## SOURCE TEXT
Re: question about MOVE and COPY overwriting folders

You should feel free to fail any operation that you feel is inappropriate
for your repository.  WRT the semantics of depth COPY, RFC-3253 modifies
the definition of COPY to indicate that it overwrites the existing 
resource,
rather than deleting it first (for the reasons that you identify), so you
should feel free to implement COPY that way.  On the other hand, MOVE
with overwrite does delete the destination, so you should fail that 
operation
if you don't like that behavior.

Cheers,
Geoff

John wrote on 12/17/2004 06:23:01 PM:
> 
> Good afternoon, WebDAV wg.  I have a question about the interpretation
> of RFC 2518 -- I hope this is the right place to post it.  If there's
> a better list, please let me know, and I subjunctively would apologize
> for posting here.
> 
> I'm implementing a DAV server for a commercial product that exposes
> its content through various protocols, of which DAV is only one.

## DATASET EXTRACT
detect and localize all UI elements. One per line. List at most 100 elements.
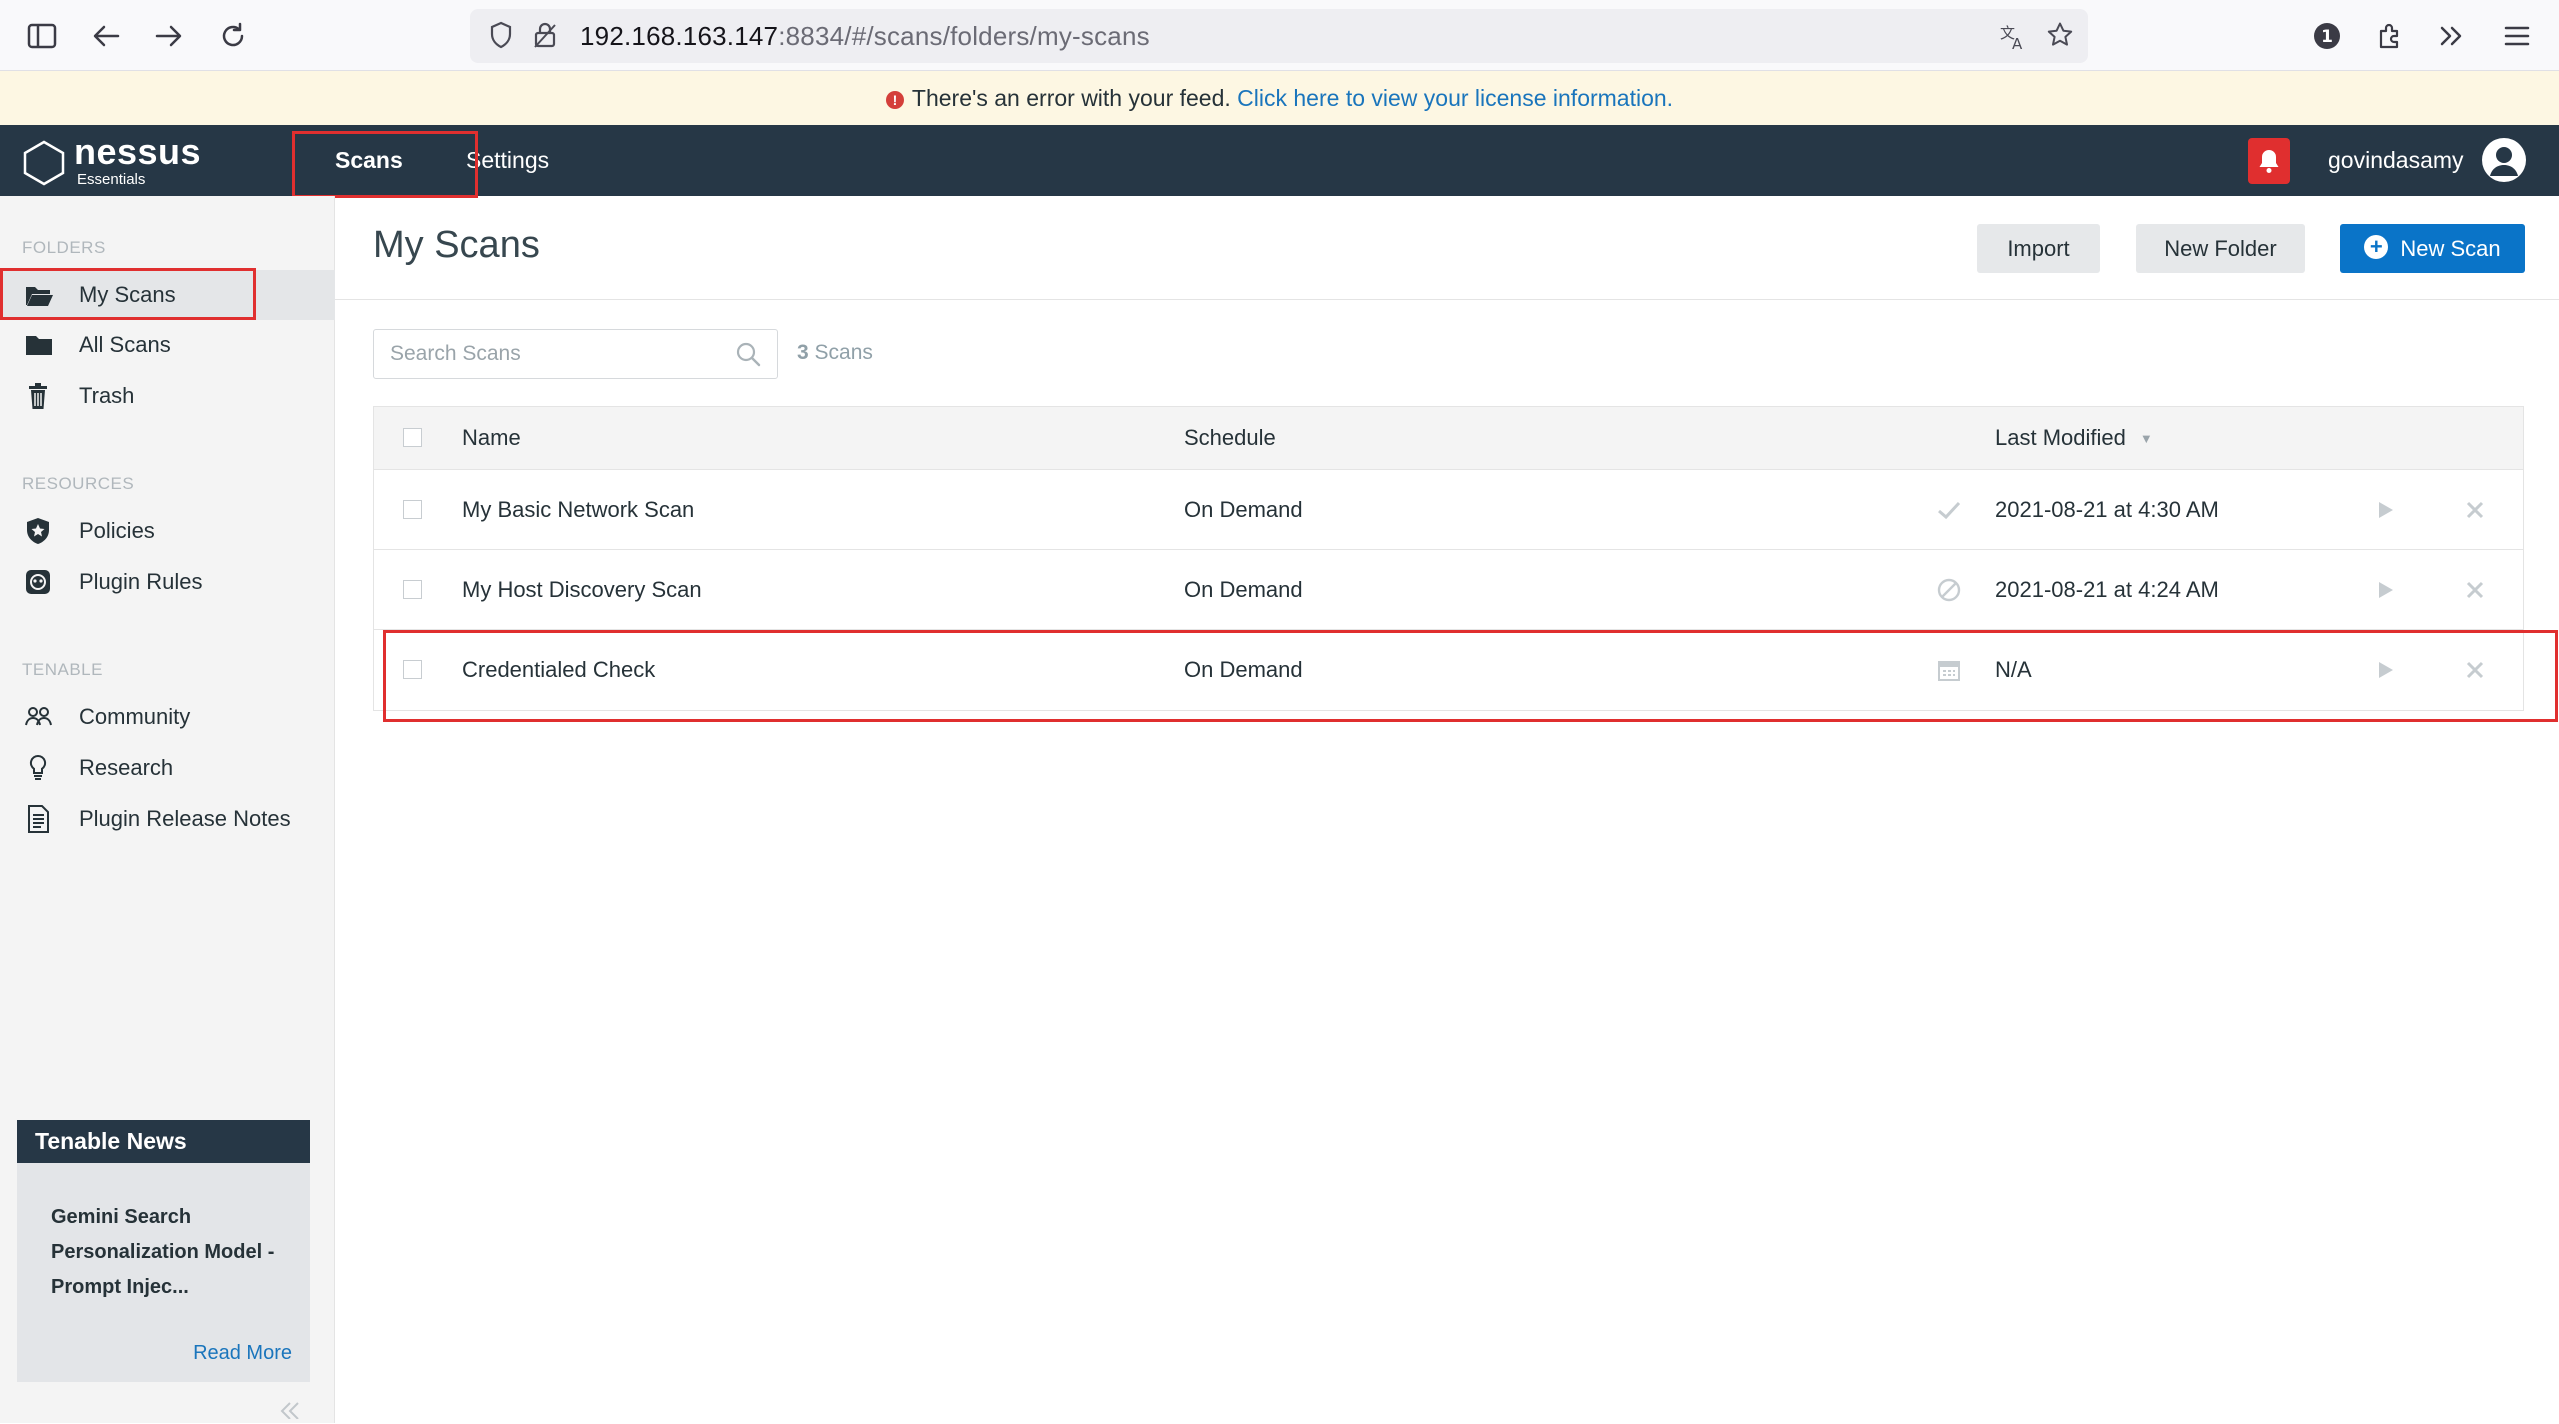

## ACTIONS TO TAKE
**a.** In the mailing list reply, which RFC modifies the definition of COPY so that it overwrites the existing resource?
**b.** Retype the part of the mailing list reply between "John wrote on" and "is only one.", inclusive.
The material can be set aside for what follows.

## RESULTS FOR EACH TASK
**a.** RFC-3253

**b.**
John wrote on 12/17/2004 06:23:01 PM:
> 
> Good afternoon, WebDAV wg.  I have a question about the interpretation
> of RFC 2518 -- I hope this is the right place to post it.  If there's
> a better list, please let me know, and I subjunctively would apologize
> for posting here.
> 
> I'm implementing a DAV server for a commercial product that exposes
> its content through various protocols, of which DAV is only one.